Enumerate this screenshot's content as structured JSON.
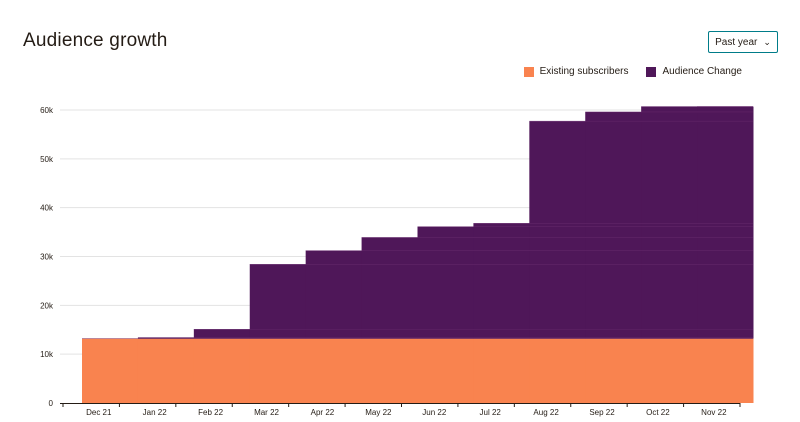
{
  "header": {
    "title": "Audience growth",
    "range_label": "Past year"
  },
  "legend": [
    {
      "label": "Existing subscribers",
      "color": "#f9834f"
    },
    {
      "label": "Audience Change",
      "color": "#4f1759"
    }
  ],
  "chart_data": {
    "type": "area",
    "stacked": true,
    "step": true,
    "categories": [
      "Dec 21",
      "Jan 22",
      "Feb 22",
      "Mar 22",
      "Apr 22",
      "May 22",
      "Jun 22",
      "Jul 22",
      "Aug 22",
      "Sep 22",
      "Oct 22",
      "Nov 22"
    ],
    "series": [
      {
        "name": "Existing subscribers",
        "color": "#f9834f",
        "values": [
          13200,
          13200,
          13200,
          13200,
          13200,
          13200,
          13200,
          13200,
          13200,
          13200,
          13200,
          13200
        ]
      },
      {
        "name": "Audience Change",
        "color": "#4f1759",
        "values": [
          0,
          200,
          1900,
          15200,
          18000,
          20700,
          22900,
          23600,
          44500,
          46400,
          47500,
          47500
        ]
      }
    ],
    "ylim": [
      0,
      60000
    ],
    "yticks": [
      0,
      10000,
      20000,
      30000,
      40000,
      50000,
      60000
    ],
    "ytick_labels": [
      "0",
      "10k",
      "20k",
      "30k",
      "40k",
      "50k",
      "60k"
    ],
    "grid": true,
    "legend_position": "top-right"
  }
}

EXERCISE TASK: Copy each line above that contains the word "Existing".

TASK RESULT:
      "label": "Existing subscribers",
        "name": "Existing subscribers",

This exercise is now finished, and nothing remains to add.